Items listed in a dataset

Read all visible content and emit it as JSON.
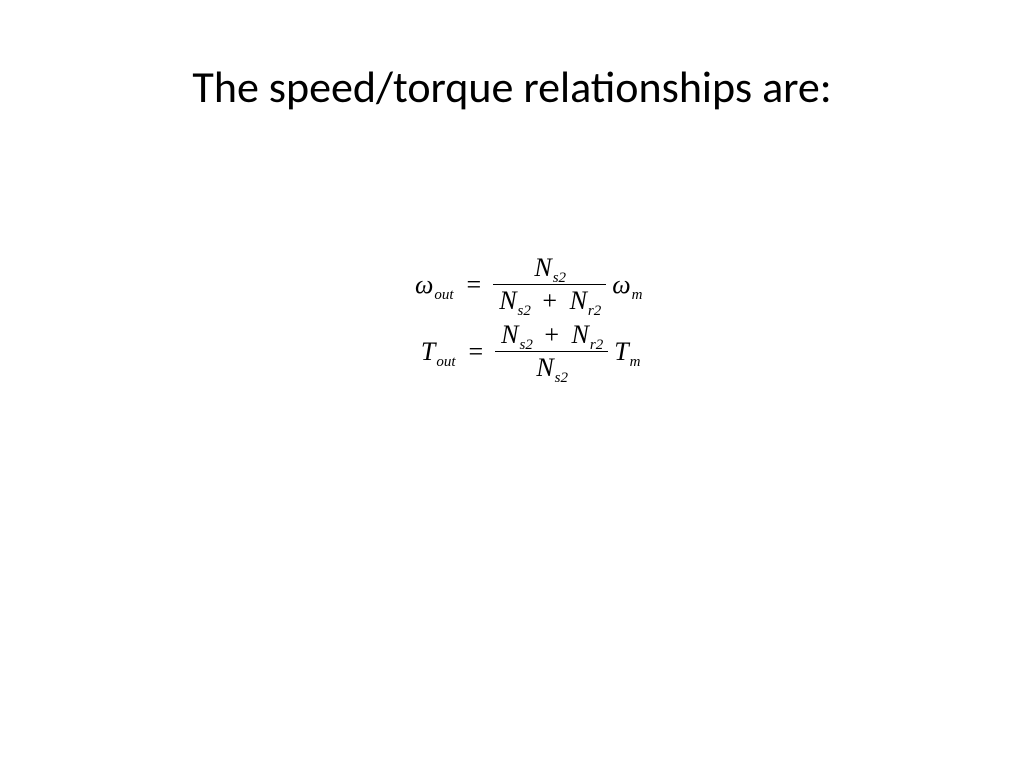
{
  "slide": {
    "title": "The speed/torque relationships are:",
    "title_fontsize": 44,
    "title_color": "#000000",
    "background_color": "#ffffff",
    "equations": {
      "font_family": "Times New Roman",
      "base_fontsize": 26,
      "subscript_fontsize": 15,
      "color": "#000000",
      "fraction_rule_thickness": 1.5,
      "rows": [
        {
          "lhs_symbol": "ω",
          "lhs_subscript": "out",
          "numerator": {
            "terms": [
              {
                "sym": "N",
                "sub": "s2"
              }
            ]
          },
          "denominator": {
            "terms": [
              {
                "sym": "N",
                "sub": "s2"
              },
              {
                "op": "+"
              },
              {
                "sym": "N",
                "sub": "r2"
              }
            ]
          },
          "trailing_symbol": "ω",
          "trailing_subscript": "m"
        },
        {
          "lhs_symbol": "T",
          "lhs_subscript": "out",
          "numerator": {
            "terms": [
              {
                "sym": "N",
                "sub": "s2"
              },
              {
                "op": "+"
              },
              {
                "sym": "N",
                "sub": "r2"
              }
            ]
          },
          "denominator": {
            "terms": [
              {
                "sym": "N",
                "sub": "s2"
              }
            ]
          },
          "trailing_symbol": "T",
          "trailing_subscript": "m"
        }
      ]
    }
  }
}
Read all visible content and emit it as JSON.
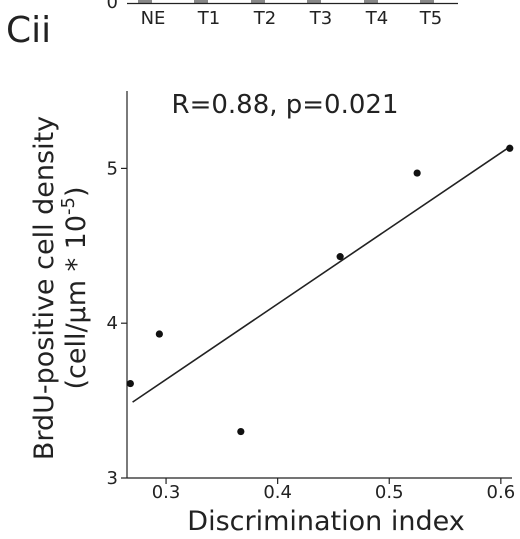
{
  "panel_label": "Cii",
  "top_panel": {
    "zero_label": "0",
    "categories": [
      "NE",
      "T1",
      "T2",
      "T3",
      "T4",
      "T5"
    ],
    "bar_color": "#888888"
  },
  "chart_data": {
    "type": "scatter",
    "title": "",
    "annotation": "R=0.88, p=0.021",
    "xlabel": "Discrimination index",
    "ylabel_line1": "BrdU-positive cell density",
    "ylabel_line2_prefix": "(cell/μm * 10",
    "ylabel_line2_exponent": "-5",
    "ylabel_line2_suffix": ")",
    "xlim": [
      0.265,
      0.61
    ],
    "ylim": [
      3.0,
      5.5
    ],
    "x_ticks": [
      0.3,
      0.4,
      0.5,
      0.6
    ],
    "x_tick_labels": [
      "0.3",
      "0.4",
      "0.5",
      "0.6"
    ],
    "y_ticks": [
      3,
      4,
      5
    ],
    "y_tick_labels": [
      "3",
      "4",
      "5"
    ],
    "points": [
      {
        "x": 0.268,
        "y": 3.61
      },
      {
        "x": 0.294,
        "y": 3.93
      },
      {
        "x": 0.367,
        "y": 3.3
      },
      {
        "x": 0.456,
        "y": 4.43
      },
      {
        "x": 0.525,
        "y": 4.97
      },
      {
        "x": 0.608,
        "y": 5.13
      }
    ],
    "fit_line": {
      "x0": 0.27,
      "y0": 3.49,
      "x1": 0.606,
      "y1": 5.13
    },
    "grid": false,
    "point_color": "#111111",
    "line_color": "#222222"
  }
}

Task to carry out:
Set the data above down again exactly as given, with no pictures.

Result of the task:
Read all visible content and emit it as JSON.
{
  "slide": {
    "title": "The speed/torque relationships are:",
    "title_fontsize": 44,
    "title_color": "#000000",
    "background_color": "#ffffff",
    "equations": {
      "font_family": "Times New Roman",
      "base_fontsize": 26,
      "subscript_fontsize": 15,
      "color": "#000000",
      "fraction_rule_thickness": 1.5,
      "rows": [
        {
          "lhs_symbol": "ω",
          "lhs_subscript": "out",
          "numerator": {
            "terms": [
              {
                "sym": "N",
                "sub": "s2"
              }
            ]
          },
          "denominator": {
            "terms": [
              {
                "sym": "N",
                "sub": "s2"
              },
              {
                "op": "+"
              },
              {
                "sym": "N",
                "sub": "r2"
              }
            ]
          },
          "trailing_symbol": "ω",
          "trailing_subscript": "m"
        },
        {
          "lhs_symbol": "T",
          "lhs_subscript": "out",
          "numerator": {
            "terms": [
              {
                "sym": "N",
                "sub": "s2"
              },
              {
                "op": "+"
              },
              {
                "sym": "N",
                "sub": "r2"
              }
            ]
          },
          "denominator": {
            "terms": [
              {
                "sym": "N",
                "sub": "s2"
              }
            ]
          },
          "trailing_symbol": "T",
          "trailing_subscript": "m"
        }
      ]
    }
  }
}
Read all visible content and emit it as JSON.
{
  "panel_label": "Cii",
  "top_panel": {
    "zero_label": "0",
    "categories": [
      "NE",
      "T1",
      "T2",
      "T3",
      "T4",
      "T5"
    ],
    "bar_color": "#888888"
  },
  "chart_data": {
    "type": "scatter",
    "title": "",
    "annotation": "R=0.88, p=0.021",
    "xlabel": "Discrimination index",
    "ylabel_line1": "BrdU-positive cell density",
    "ylabel_line2_prefix": "(cell/μm * 10",
    "ylabel_line2_exponent": "-5",
    "ylabel_line2_suffix": ")",
    "xlim": [
      0.265,
      0.61
    ],
    "ylim": [
      3.0,
      5.5
    ],
    "x_ticks": [
      0.3,
      0.4,
      0.5,
      0.6
    ],
    "x_tick_labels": [
      "0.3",
      "0.4",
      "0.5",
      "0.6"
    ],
    "y_ticks": [
      3,
      4,
      5
    ],
    "y_tick_labels": [
      "3",
      "4",
      "5"
    ],
    "points": [
      {
        "x": 0.268,
        "y": 3.61
      },
      {
        "x": 0.294,
        "y": 3.93
      },
      {
        "x": 0.367,
        "y": 3.3
      },
      {
        "x": 0.456,
        "y": 4.43
      },
      {
        "x": 0.525,
        "y": 4.97
      },
      {
        "x": 0.608,
        "y": 5.13
      }
    ],
    "fit_line": {
      "x0": 0.27,
      "y0": 3.49,
      "x1": 0.606,
      "y1": 5.13
    },
    "grid": false,
    "point_color": "#111111",
    "line_color": "#222222"
  }
}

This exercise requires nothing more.